■ Aim: Would you output the whole listing below, exactly as it reads?

■ Source material:
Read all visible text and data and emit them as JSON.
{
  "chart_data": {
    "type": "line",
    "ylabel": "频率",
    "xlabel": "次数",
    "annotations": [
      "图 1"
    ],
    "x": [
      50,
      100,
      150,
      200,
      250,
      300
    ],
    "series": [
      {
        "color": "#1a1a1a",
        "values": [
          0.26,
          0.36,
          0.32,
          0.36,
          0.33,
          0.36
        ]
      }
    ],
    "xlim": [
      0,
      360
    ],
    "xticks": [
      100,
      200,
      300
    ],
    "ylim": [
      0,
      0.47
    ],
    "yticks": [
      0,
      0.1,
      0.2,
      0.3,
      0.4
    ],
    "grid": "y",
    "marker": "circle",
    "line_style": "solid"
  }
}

■ Full output:
Read all visible text and data and emit them as JSON.
{
  "chart_data": {
    "type": "line",
    "ylabel": "频率",
    "xlabel": "次数",
    "annotations": [
      "图 1"
    ],
    "x": [
      50,
      100,
      150,
      200,
      250,
      300
    ],
    "series": [
      {
        "color": "#1a1a1a",
        "values": [
          0.26,
          0.36,
          0.32,
          0.36,
          0.33,
          0.36
        ]
      }
    ],
    "xlim": [
      0,
      360
    ],
    "xticks": [
      100,
      200,
      300
    ],
    "ylim": [
      0,
      0.47
    ],
    "yticks": [
      0,
      0.1,
      0.2,
      0.3,
      0.4
    ],
    "grid": "y",
    "marker": "circle",
    "line_style": "solid"
  }
}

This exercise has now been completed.